● What you will do: Pick out the lines in the listing below that contain the word "this" and copy them.

╭─ Raw data

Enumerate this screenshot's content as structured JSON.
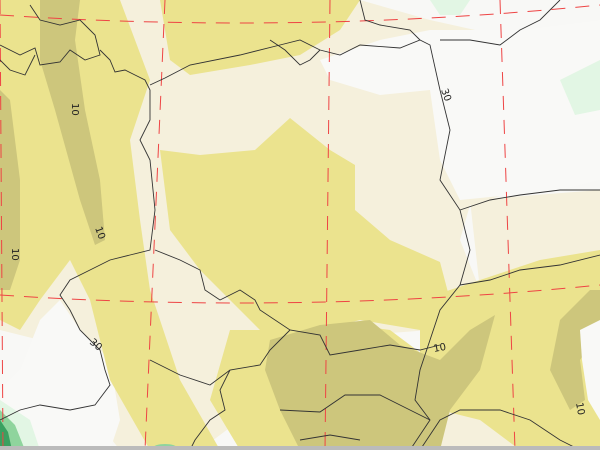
{
  "colors": {
    "background": "#f8f8f6",
    "cream": "#f5f0dc",
    "yellow": "#ebe38e",
    "olive": "#cdc67c",
    "green_light": "#e2f6e4",
    "green_mid": "#8fd49d",
    "green_dark": "#3aa060",
    "graticule": "#ee4444",
    "border": "#333333"
  },
  "contour_labels": [
    {
      "text": "10",
      "rotation": 90
    },
    {
      "text": "10",
      "rotation": 70
    },
    {
      "text": "10",
      "rotation": 90
    },
    {
      "text": "30",
      "rotation": 70
    },
    {
      "text": "30",
      "rotation": 40
    },
    {
      "text": "10",
      "rotation": -10
    },
    {
      "text": "10",
      "rotation": 80
    }
  ]
}
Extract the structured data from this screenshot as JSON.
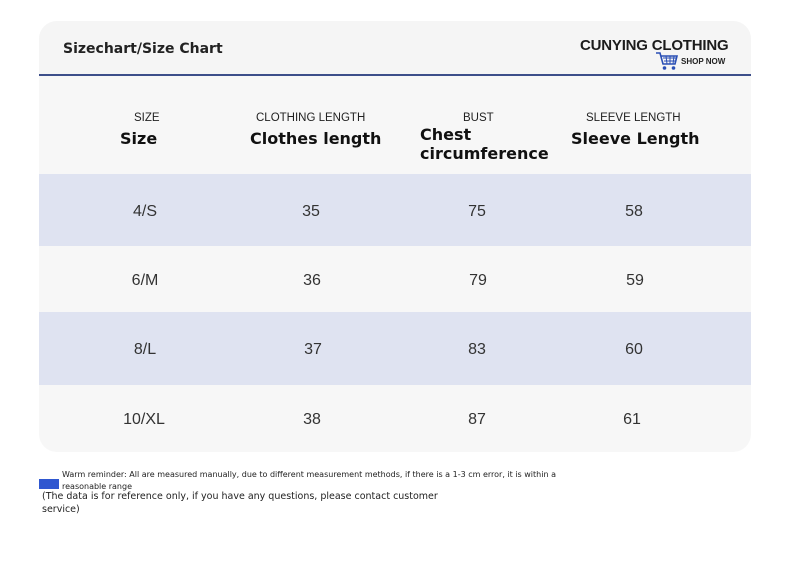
{
  "header": {
    "title": "Sizechart/Size Chart",
    "brand": "CUNYING CLOTHING",
    "shop_now": "SHOP NOW",
    "icon": "shopping-cart-icon",
    "accent_color": "#3d4f8a"
  },
  "table": {
    "columns": [
      {
        "small": "SIZE",
        "big": "Size"
      },
      {
        "small": "CLOTHING LENGTH",
        "big": "Clothes length"
      },
      {
        "small": "BUST",
        "big": "Chest circumference"
      },
      {
        "small": "SLEEVE LENGTH",
        "big": "Sleeve Length"
      }
    ],
    "rows": [
      [
        "4/S",
        "35",
        "75",
        "58"
      ],
      [
        "6/M",
        "36",
        "79",
        "59"
      ],
      [
        "8/L",
        "37",
        "83",
        "60"
      ],
      [
        "10/XL",
        "38",
        "87",
        "61"
      ]
    ],
    "row_alt_color": "#dfe3f1"
  },
  "notes": {
    "reminder": "Warm reminder: All are measured manually, due to different measurement methods, if there is a 1-3 cm error, it is within a reasonable range",
    "reference": "(The data is for reference only, if you have any questions, please contact customer service)",
    "marker_color": "#2f57d0"
  }
}
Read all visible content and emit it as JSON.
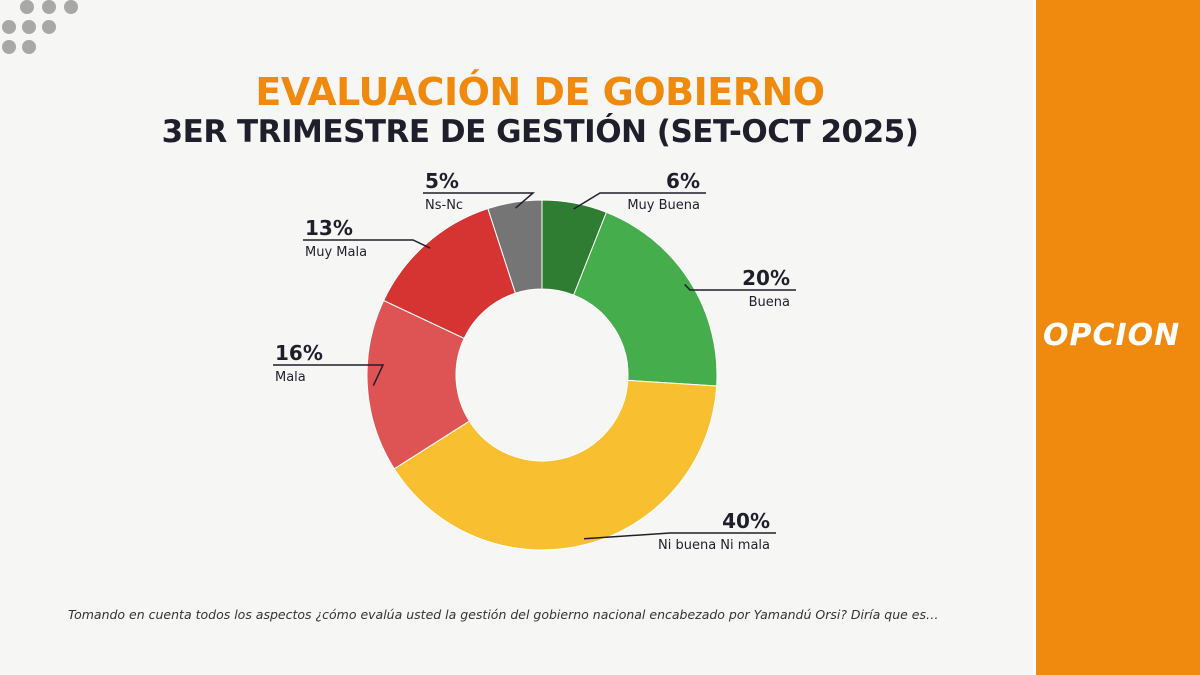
{
  "header": {
    "title": "EVALUACIÓN DE GOBIERNO",
    "subtitle": "3ER TRIMESTRE DE GESTIÓN (SET-OCT 2025)"
  },
  "brand": {
    "name": "OPCION",
    "color": "#ef8a0f"
  },
  "question": "Tomando en cuenta todos los aspectos ¿cómo evalúa usted la gestión del gobierno nacional encabezado por Yamandú Orsi? Diría que es…",
  "chart_data": {
    "type": "pie",
    "donut": true,
    "title": "EVALUACIÓN DE GOBIERNO",
    "subtitle": "3ER TRIMESTRE DE GESTIÓN (SET-OCT 2025)",
    "categories": [
      "Muy Buena",
      "Buena",
      "Ni buena Ni mala",
      "Mala",
      "Muy Mala",
      "Ns-Nc"
    ],
    "values": [
      6,
      20,
      40,
      16,
      13,
      5
    ],
    "labels": [
      "6%",
      "20%",
      "40%",
      "16%",
      "13%",
      "5%"
    ],
    "colors": [
      "#2f7d32",
      "#45ad4b",
      "#f8c030",
      "#de5454",
      "#d63333",
      "#757575"
    ]
  }
}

╰─

● Finished task:
Enumerate this screenshot's content as structured JSON.
Extract the structured data from this screenshot as JSON.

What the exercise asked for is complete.